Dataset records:
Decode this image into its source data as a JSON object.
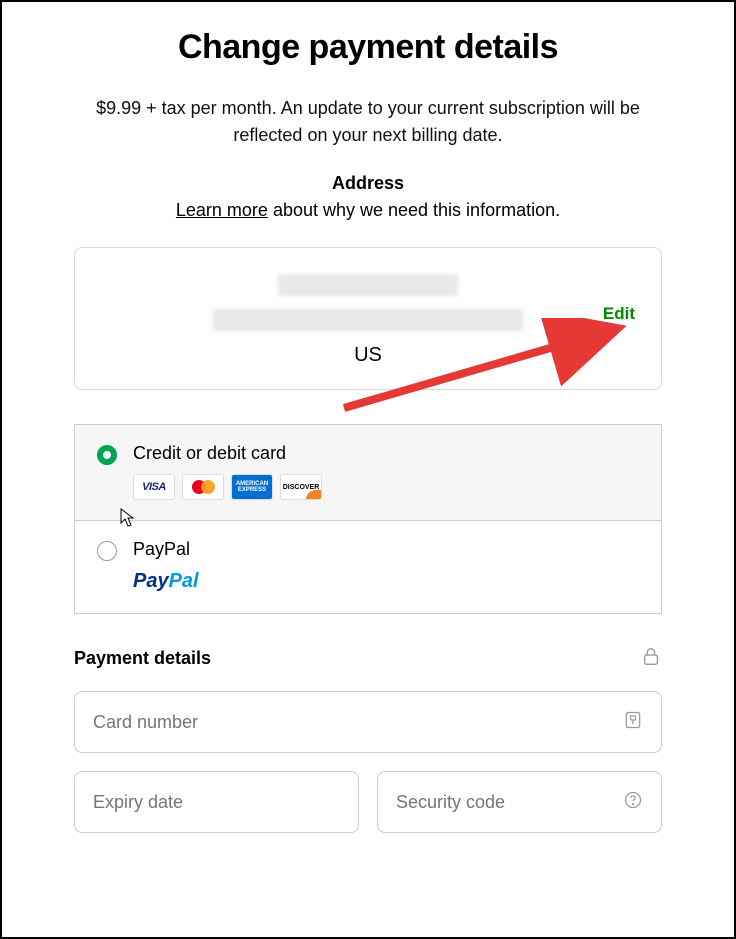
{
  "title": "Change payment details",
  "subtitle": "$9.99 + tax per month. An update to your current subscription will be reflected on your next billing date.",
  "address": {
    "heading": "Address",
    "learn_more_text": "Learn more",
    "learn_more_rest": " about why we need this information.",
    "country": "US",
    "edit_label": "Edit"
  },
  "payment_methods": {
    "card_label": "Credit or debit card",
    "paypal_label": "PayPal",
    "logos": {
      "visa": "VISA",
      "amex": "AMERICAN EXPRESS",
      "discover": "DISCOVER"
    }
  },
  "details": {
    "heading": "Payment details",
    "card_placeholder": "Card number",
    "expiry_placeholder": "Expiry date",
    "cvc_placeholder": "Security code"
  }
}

TASK DETAILS:
Find each line in the records holding the string "this" and show it.

COMPLETED EXERCISE:
Decode this image into its source data as a JSON object.
    "learn_more_rest": " about why we need this information.",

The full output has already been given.